***** Recorded data *****

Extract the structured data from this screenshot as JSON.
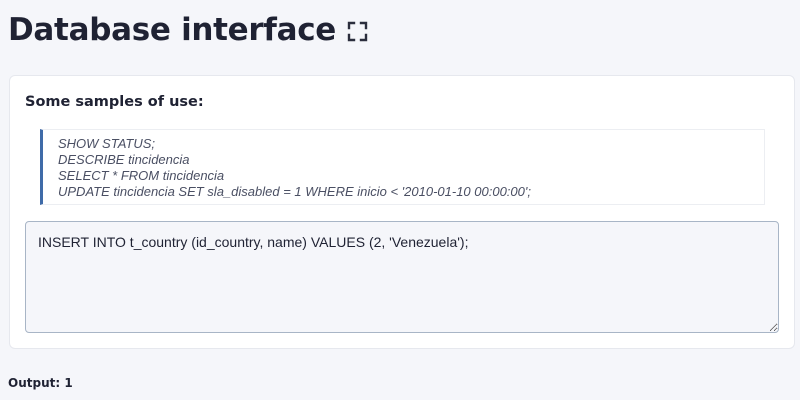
{
  "header": {
    "title": "Database interface",
    "fullscreen_icon": "fullscreen-icon"
  },
  "samples_card": {
    "heading": "Some samples of use:",
    "samples": [
      "SHOW STATUS;",
      "DESCRIBE tincidencia",
      "SELECT * FROM tincidencia",
      "UPDATE tincidencia SET sla_disabled = 1 WHERE inicio < '2010-01-10 00:00:00';"
    ],
    "query": {
      "value": "INSERT INTO t_country (id_country, name) VALUES (2, 'Venezuela');",
      "placeholder": ""
    }
  },
  "output": {
    "text": "Output: 1"
  },
  "colors": {
    "accent": "#3f6ba8",
    "background": "#f5f6fa",
    "text": "#1f2233"
  }
}
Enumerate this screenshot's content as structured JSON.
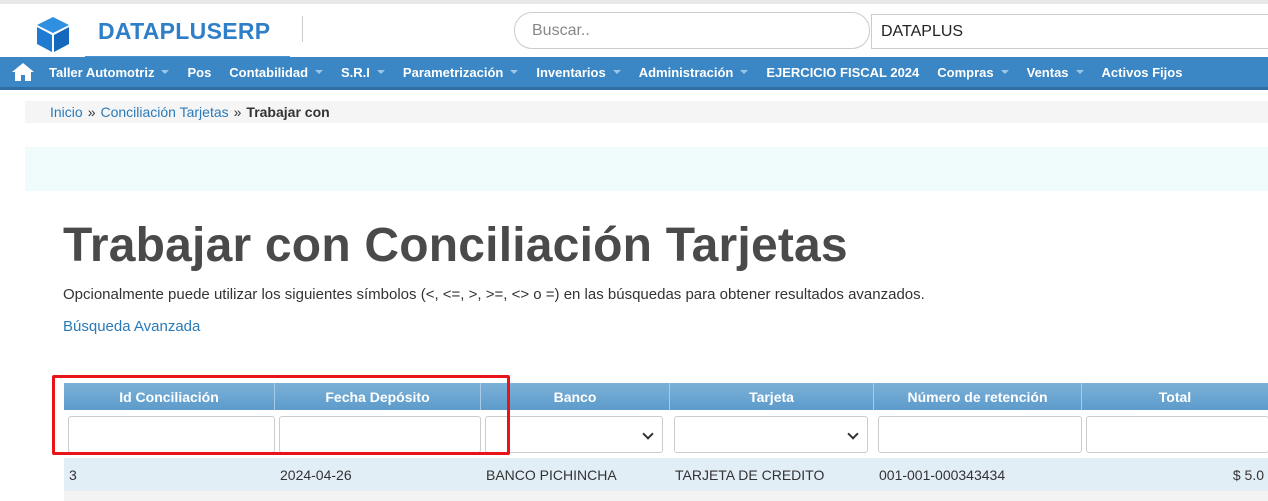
{
  "header": {
    "brand": "DATAPLUSERP",
    "search_placeholder": "Buscar..",
    "company_value": "DATAPLUS"
  },
  "nav": {
    "items": [
      {
        "label": "Taller Automotriz",
        "caret": true
      },
      {
        "label": "Pos",
        "caret": false
      },
      {
        "label": "Contabilidad",
        "caret": true
      },
      {
        "label": "S.R.I",
        "caret": true
      },
      {
        "label": "Parametrización",
        "caret": true
      },
      {
        "label": "Inventarios",
        "caret": true
      },
      {
        "label": "Administración",
        "caret": true
      },
      {
        "label": "EJERCICIO FISCAL 2024",
        "caret": false
      },
      {
        "label": "Compras",
        "caret": true
      },
      {
        "label": "Ventas",
        "caret": true
      },
      {
        "label": "Activos Fijos",
        "caret": false
      }
    ]
  },
  "breadcrumb": {
    "home": "Inicio",
    "sep1": "»",
    "section": "Conciliación Tarjetas",
    "sep2": "»",
    "current": "Trabajar con"
  },
  "page": {
    "title": "Trabajar con Conciliación Tarjetas",
    "hint": "Opcionalmente puede utilizar los siguientes símbolos (<, <=, >, >=, <> o =) en las búsquedas para obtener resultados avanzados.",
    "advanced_link": "Búsqueda Avanzada"
  },
  "table": {
    "columns": [
      "Id Conciliación",
      "Fecha Depósito",
      "Banco",
      "Tarjeta",
      "Número de retención",
      "Total"
    ],
    "rows": [
      [
        "3",
        "2024-04-26",
        "BANCO PICHINCHA",
        "TARJETA DE CREDITO",
        "001-001-000343434",
        "$ 5.0"
      ]
    ]
  },
  "colors": {
    "brand": "#2e7fc8",
    "nav_bg": "#3b86c4",
    "table_header": "#6aa5d1",
    "highlight": "#e8141a"
  }
}
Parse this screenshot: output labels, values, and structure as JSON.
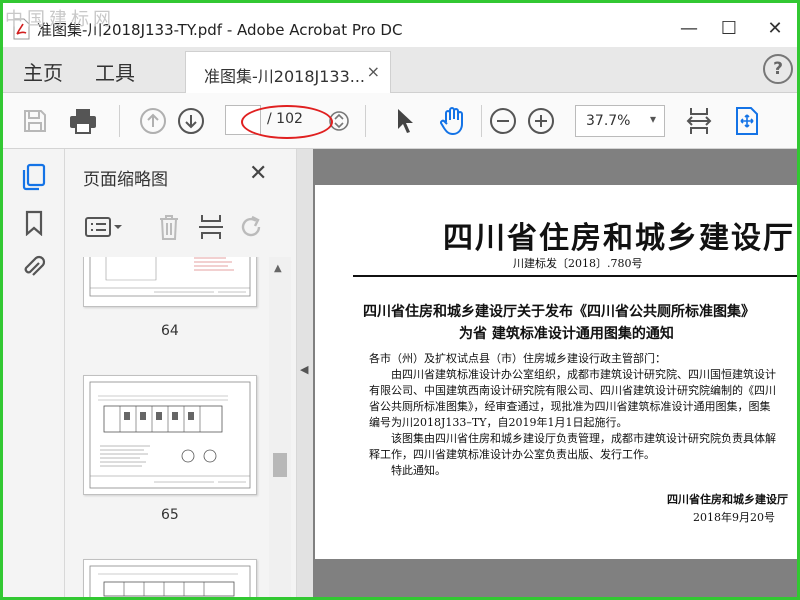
{
  "watermark": "中国建标网",
  "window": {
    "title": "准图集-川2018J133-TY.pdf - Adobe Acrobat Pro DC",
    "minimize": "—",
    "maximize": "☐",
    "close": "✕"
  },
  "nav": {
    "home": "主页",
    "tools": "工具",
    "doc_tab": "准图集-川2018J133...",
    "doc_tab_close": "×",
    "help": "?"
  },
  "toolbar": {
    "page_current": "",
    "page_total": "/ 102",
    "zoom": "37.7%",
    "zoom_caret": "▾"
  },
  "thumbnails": {
    "panel_title": "页面缩略图",
    "close": "✕",
    "pages": [
      {
        "label": "64"
      },
      {
        "label": "65"
      },
      {
        "label": ""
      }
    ]
  },
  "document": {
    "header": "四川省住房和城乡建设厅",
    "doc_number": "川建标发〔2018〕.780号",
    "notice_title_line1": "四川省住房和城乡建设厅关于发布《四川省公共厕所标准图集》",
    "notice_title_line2": "为省 建筑标准设计通用图集的通知",
    "body": [
      "各市（州）及扩权试点县（市）住房城乡建设行政主管部门：",
      "由四川省建筑标准设计办公室组织，成都市建筑设计研究院、四川国恒建筑设计",
      "有限公司、中国建筑西南设计研究院有限公司、四川省建筑设计研究院编制的《四川",
      "省公共厕所标准图集》，经审查通过，现批准为四川省建筑标准设计通用图集，图集",
      "编号为川2018J133–TY，自2019年1月1日起施行。",
      "该图集由四川省住房和城乡建设厅负责管理，成都市建筑设计研究院负责具体解",
      "释工作，四川省建筑标准设计办公室负责出版、发行工作。",
      "特此通知。"
    ],
    "signature": "四川省住房和城乡建设厅",
    "date": "2018年9月20号"
  },
  "colors": {
    "frame_border": "#32c832",
    "annotation_ellipse": "#e02020",
    "accent_blue": "#1473e6"
  }
}
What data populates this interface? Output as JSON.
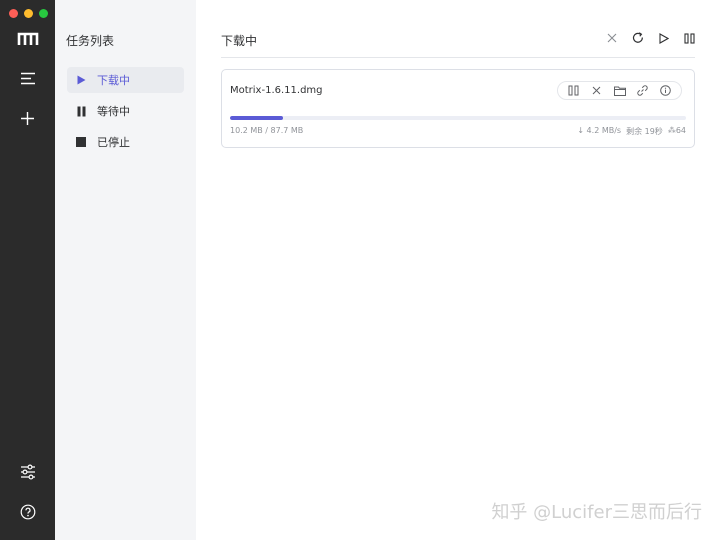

*****

**Directions for this task:** Pick out each line that holds the string "Conciliación".

**Response to this exercise:**
    "section": "Conciliación Tarjetas",
    "title": "Trabajar con Conciliación Tarjetas",
      "Id Conciliación",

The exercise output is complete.